**GOAL**: Track down the lines that contain "SANTIAGO" and copy them.

Stored entries
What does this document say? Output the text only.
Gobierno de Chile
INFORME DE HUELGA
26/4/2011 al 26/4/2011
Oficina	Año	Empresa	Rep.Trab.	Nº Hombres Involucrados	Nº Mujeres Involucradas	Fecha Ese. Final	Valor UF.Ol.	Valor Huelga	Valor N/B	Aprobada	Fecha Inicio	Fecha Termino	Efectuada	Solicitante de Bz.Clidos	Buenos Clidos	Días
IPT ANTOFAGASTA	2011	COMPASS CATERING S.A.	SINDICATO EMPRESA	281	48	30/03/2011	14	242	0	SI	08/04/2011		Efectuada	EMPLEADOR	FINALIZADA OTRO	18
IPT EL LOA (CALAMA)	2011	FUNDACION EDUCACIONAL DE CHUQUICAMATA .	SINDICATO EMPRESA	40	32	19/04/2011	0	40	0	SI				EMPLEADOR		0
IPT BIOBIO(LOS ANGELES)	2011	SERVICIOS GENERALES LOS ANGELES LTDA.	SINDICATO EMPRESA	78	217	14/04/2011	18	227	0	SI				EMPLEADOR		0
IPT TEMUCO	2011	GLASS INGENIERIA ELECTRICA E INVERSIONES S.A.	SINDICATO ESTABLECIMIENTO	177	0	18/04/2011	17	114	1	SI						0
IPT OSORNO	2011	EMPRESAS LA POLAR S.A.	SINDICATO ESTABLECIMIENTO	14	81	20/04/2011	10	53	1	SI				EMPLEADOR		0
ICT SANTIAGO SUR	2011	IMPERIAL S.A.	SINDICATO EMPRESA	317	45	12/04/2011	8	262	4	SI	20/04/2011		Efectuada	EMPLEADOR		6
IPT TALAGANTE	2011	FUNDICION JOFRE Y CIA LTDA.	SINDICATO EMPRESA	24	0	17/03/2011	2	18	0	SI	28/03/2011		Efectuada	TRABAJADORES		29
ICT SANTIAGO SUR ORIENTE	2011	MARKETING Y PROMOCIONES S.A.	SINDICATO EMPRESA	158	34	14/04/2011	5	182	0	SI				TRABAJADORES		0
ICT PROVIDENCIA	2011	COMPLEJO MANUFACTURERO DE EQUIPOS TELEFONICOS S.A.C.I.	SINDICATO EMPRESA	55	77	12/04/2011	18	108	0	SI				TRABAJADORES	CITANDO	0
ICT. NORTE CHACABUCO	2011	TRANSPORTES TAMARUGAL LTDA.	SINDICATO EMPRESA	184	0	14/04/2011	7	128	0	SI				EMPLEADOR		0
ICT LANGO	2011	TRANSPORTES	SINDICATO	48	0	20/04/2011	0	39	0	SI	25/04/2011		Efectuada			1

**RESPONSE**:
ICT SANTIAGO SUR	2011	IMPERIAL S.A.	SINDICATO EMPRESA	317	45	12/04/2011	8	262	4	SI	20/04/2011		Efectuada	EMPLEADOR		6
ICT SANTIAGO SUR ORIENTE	2011	MARKETING Y PROMOCIONES S.A.	SINDICATO EMPRESA	158	34	14/04/2011	5	182	0	SI				TRABAJADORES		0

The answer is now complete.